__Exercise requirements__. From the entries that follow, list every line in which the string "good" appears.

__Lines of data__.
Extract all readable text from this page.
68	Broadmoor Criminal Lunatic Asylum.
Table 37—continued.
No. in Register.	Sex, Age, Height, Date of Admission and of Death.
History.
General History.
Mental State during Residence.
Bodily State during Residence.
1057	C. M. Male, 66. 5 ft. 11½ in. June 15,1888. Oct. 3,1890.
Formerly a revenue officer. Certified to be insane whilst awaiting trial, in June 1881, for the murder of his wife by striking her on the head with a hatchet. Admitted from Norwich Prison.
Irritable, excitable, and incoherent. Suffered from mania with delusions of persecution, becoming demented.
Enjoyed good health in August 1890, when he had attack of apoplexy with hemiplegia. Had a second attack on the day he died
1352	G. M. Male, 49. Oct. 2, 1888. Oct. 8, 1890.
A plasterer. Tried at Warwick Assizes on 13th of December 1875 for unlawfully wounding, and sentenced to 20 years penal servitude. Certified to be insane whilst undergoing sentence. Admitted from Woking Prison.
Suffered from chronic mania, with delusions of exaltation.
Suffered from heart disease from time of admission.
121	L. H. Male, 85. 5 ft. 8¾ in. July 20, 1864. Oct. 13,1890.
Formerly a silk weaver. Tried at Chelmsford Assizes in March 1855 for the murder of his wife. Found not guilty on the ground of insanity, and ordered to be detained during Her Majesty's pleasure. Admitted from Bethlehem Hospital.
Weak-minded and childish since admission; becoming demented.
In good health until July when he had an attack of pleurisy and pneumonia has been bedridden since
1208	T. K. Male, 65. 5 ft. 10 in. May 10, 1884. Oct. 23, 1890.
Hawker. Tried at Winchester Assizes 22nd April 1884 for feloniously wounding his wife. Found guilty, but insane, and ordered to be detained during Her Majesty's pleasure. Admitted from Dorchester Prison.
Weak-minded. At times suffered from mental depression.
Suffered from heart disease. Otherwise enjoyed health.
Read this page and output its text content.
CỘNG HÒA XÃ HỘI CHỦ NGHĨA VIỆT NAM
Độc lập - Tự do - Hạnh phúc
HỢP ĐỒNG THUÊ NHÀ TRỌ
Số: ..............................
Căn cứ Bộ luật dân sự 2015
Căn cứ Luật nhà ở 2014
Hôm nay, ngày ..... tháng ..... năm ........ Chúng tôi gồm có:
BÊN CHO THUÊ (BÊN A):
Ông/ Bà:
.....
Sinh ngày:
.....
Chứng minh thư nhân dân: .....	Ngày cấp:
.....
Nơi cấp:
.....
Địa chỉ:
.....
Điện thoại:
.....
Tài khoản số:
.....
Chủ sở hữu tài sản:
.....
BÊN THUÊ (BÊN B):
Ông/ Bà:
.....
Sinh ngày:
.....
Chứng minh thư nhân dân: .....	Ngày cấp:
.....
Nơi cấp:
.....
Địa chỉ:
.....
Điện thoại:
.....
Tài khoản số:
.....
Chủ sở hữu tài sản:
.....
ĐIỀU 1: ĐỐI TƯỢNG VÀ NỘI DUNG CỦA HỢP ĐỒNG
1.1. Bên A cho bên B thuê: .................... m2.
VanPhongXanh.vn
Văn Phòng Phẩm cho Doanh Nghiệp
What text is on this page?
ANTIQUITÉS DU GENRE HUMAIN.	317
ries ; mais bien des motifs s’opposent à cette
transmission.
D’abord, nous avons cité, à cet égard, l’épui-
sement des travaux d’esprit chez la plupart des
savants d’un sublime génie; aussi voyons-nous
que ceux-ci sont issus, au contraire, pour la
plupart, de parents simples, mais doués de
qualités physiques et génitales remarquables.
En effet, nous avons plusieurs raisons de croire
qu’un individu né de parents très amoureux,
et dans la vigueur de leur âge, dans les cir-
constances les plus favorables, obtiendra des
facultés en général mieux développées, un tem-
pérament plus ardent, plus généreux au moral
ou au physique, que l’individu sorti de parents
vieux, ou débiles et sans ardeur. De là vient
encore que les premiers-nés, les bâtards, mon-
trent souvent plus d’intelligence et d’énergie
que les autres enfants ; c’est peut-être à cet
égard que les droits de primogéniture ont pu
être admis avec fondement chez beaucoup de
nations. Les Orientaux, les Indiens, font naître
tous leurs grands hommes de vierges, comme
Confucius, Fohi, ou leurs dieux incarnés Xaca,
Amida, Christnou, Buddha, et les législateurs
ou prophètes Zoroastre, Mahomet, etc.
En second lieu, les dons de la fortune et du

__Reply__.
Enjoyed good health in August 1890, when he had attack of apoplexy with hemiplegia. Had a second attack on the day he died
In good health until July when he had an attack of pleurisy and pneumonia has been bedridden since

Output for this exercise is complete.